Below are the records; locate each line with the word "retangular" and copy it.

- _Record extracts_:
— START —
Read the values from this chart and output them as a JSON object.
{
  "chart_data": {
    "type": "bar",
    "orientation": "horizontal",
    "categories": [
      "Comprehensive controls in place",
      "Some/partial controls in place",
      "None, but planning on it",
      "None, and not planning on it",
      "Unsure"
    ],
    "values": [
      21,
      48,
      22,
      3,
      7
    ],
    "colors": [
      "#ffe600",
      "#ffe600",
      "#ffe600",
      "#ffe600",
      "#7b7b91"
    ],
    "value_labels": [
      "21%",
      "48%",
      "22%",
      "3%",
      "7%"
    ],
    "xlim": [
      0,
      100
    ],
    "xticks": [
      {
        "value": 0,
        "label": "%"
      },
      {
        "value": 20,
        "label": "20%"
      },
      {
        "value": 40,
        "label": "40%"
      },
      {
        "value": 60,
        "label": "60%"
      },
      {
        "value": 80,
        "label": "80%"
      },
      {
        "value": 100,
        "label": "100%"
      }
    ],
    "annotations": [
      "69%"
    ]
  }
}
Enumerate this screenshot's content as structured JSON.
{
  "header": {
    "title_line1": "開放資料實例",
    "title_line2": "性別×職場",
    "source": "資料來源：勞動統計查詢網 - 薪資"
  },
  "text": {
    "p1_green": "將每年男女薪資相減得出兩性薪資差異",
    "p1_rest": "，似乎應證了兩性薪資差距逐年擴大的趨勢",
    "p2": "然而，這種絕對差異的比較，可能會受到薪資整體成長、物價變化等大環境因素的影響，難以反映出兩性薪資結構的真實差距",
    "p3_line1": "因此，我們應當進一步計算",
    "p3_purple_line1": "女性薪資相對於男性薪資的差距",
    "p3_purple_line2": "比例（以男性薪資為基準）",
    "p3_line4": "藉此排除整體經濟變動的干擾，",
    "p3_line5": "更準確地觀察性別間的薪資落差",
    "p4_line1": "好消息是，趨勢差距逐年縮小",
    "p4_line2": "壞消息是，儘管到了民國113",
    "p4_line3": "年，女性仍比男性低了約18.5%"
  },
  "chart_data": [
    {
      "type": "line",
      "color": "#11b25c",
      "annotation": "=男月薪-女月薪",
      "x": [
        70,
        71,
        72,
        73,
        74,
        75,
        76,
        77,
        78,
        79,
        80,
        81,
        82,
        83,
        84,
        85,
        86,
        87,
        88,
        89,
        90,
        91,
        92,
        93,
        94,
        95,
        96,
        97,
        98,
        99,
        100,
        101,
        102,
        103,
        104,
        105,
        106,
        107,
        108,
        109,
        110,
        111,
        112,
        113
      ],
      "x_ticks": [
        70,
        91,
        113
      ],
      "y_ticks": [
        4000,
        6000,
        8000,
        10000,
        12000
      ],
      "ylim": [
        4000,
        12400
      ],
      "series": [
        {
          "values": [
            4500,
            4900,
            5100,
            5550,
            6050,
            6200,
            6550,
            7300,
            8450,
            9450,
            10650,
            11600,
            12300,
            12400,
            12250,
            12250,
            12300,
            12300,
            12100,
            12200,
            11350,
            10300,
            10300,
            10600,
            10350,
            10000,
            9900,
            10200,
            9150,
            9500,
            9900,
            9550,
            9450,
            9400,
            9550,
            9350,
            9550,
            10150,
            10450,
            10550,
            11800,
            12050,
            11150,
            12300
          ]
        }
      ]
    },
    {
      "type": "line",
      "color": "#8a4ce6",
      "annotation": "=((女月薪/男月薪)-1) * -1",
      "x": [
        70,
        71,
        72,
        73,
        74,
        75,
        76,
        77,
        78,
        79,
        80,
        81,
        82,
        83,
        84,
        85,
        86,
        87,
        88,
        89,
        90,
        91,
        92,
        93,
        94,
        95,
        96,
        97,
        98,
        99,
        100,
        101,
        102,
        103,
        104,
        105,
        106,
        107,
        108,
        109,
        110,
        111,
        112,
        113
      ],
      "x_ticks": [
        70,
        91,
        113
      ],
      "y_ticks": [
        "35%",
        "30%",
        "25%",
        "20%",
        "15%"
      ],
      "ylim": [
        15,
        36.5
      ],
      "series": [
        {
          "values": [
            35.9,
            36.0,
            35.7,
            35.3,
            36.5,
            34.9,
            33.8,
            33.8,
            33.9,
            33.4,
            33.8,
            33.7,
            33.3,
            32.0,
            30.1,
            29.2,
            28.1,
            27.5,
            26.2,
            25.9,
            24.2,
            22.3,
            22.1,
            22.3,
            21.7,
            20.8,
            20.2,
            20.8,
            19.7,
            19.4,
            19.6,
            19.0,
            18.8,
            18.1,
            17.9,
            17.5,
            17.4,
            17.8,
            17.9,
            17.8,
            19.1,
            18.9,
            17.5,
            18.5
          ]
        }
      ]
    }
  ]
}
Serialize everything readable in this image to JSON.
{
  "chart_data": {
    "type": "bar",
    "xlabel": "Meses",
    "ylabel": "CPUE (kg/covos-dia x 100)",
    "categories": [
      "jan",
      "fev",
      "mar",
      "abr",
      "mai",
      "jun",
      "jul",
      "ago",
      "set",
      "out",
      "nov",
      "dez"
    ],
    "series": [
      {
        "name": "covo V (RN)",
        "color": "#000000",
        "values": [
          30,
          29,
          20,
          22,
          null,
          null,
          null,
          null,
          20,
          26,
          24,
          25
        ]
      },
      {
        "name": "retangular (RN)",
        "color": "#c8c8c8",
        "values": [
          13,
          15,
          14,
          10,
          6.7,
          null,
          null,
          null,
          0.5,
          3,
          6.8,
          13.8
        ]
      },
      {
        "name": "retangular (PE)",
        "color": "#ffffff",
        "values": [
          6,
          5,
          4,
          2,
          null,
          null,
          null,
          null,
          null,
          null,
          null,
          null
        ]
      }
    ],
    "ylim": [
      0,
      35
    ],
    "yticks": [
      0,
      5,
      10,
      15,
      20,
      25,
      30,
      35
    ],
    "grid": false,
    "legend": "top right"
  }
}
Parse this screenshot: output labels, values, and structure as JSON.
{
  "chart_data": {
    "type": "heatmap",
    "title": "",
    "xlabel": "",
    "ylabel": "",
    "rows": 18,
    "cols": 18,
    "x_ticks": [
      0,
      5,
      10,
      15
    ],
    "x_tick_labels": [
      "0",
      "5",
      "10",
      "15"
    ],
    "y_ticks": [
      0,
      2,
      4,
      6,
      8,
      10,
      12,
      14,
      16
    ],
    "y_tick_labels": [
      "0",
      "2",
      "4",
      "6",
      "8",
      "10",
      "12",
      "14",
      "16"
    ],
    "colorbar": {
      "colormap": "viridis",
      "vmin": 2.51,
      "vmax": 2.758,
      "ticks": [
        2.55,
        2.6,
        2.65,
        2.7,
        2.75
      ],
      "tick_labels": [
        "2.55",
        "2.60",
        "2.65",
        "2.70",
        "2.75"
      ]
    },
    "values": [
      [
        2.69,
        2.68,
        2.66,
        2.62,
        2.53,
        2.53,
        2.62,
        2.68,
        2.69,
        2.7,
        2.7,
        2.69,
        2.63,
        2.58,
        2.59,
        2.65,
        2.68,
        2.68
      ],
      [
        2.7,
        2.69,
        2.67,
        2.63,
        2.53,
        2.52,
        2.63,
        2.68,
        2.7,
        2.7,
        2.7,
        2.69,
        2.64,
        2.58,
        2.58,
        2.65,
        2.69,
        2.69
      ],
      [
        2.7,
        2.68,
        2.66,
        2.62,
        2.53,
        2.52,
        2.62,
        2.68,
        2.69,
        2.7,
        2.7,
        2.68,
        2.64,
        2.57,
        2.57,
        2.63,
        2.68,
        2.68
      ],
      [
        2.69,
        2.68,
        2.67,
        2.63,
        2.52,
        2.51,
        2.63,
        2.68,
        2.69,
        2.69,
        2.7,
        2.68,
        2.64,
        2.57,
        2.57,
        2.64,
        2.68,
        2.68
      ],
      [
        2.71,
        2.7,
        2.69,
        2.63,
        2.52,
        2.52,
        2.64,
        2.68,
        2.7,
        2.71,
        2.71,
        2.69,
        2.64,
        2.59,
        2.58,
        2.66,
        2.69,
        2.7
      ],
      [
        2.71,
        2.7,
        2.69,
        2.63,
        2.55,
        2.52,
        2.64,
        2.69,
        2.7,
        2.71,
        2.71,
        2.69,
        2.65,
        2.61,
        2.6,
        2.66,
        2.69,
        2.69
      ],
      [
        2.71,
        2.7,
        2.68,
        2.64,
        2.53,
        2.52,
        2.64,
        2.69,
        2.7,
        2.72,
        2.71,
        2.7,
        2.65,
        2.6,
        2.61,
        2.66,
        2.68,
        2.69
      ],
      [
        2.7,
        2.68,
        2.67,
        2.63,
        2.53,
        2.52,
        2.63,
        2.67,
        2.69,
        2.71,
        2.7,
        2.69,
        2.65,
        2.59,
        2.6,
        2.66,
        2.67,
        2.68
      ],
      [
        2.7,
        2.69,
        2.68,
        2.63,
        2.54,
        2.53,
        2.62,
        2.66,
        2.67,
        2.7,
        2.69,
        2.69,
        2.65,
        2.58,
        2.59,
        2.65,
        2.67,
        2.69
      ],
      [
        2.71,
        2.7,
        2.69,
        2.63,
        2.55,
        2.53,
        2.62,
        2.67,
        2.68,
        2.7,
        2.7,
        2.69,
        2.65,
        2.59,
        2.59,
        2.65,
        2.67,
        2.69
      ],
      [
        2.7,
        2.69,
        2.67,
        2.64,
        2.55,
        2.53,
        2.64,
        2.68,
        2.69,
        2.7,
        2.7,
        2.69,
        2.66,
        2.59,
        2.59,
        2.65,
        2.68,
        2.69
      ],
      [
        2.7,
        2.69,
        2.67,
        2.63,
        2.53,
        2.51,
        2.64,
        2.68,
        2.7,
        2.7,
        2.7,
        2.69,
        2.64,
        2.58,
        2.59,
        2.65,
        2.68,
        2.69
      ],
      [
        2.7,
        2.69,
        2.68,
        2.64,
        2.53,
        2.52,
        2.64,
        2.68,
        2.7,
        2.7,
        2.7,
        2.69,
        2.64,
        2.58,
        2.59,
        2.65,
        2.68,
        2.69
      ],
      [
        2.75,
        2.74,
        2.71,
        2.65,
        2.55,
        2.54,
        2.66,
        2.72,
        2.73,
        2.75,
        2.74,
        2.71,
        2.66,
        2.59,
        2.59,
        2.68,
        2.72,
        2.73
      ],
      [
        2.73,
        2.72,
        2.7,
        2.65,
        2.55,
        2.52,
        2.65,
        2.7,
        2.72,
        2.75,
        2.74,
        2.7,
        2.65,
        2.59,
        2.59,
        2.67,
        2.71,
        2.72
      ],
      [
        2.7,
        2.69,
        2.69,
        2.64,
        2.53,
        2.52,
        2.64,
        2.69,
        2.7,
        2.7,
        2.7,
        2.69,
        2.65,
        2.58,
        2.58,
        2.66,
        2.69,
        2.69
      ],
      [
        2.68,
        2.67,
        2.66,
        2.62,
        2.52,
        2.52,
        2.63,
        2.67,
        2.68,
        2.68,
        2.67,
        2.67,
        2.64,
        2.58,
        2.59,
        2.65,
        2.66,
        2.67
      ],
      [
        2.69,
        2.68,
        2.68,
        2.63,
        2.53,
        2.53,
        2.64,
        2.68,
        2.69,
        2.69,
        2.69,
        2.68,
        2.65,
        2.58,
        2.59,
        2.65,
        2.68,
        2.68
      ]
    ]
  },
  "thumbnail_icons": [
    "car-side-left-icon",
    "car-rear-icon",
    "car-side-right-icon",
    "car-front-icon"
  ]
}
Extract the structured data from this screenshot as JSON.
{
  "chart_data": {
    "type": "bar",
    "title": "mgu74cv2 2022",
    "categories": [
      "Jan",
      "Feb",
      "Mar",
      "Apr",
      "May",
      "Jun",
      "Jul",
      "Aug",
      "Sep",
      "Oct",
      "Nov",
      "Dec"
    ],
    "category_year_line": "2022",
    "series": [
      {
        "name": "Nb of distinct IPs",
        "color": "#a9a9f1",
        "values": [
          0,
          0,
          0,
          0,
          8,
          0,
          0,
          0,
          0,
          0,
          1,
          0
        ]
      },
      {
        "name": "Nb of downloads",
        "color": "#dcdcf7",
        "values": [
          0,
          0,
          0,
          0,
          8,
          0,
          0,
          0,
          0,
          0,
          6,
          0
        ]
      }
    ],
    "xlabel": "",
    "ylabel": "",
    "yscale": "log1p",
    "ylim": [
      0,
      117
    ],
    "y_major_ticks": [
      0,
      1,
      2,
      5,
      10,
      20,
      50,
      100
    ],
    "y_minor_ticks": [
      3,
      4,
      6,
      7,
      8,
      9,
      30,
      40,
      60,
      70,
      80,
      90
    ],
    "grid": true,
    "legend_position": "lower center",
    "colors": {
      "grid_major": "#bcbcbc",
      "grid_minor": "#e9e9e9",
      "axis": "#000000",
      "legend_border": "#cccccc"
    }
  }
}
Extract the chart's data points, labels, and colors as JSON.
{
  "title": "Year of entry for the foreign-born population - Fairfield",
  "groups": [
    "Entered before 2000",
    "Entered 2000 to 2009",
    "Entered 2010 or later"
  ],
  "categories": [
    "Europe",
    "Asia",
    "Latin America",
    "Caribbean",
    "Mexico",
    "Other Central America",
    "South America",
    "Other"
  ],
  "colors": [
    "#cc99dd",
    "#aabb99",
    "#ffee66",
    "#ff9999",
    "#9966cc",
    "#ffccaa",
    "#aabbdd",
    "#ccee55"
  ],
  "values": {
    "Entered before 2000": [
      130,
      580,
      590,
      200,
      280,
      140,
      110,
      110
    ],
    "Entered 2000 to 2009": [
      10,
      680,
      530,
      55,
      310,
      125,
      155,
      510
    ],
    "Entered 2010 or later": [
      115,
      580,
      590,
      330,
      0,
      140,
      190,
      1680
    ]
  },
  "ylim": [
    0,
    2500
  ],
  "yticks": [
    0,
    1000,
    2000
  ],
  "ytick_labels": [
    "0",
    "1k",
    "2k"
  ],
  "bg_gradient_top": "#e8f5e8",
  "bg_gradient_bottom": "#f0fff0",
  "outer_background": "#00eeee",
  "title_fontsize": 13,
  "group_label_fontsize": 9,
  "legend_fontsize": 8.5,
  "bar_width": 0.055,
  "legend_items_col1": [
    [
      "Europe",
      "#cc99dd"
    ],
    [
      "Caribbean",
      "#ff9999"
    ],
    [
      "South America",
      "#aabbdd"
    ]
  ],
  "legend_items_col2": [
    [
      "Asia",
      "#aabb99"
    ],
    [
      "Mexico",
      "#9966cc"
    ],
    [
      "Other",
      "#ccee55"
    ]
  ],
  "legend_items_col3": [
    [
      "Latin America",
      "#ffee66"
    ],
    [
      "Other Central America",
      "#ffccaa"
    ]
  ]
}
— END —
- _Solved exercise_:
        "name": "retangular (RN)",
        "name": "retangular (PE)",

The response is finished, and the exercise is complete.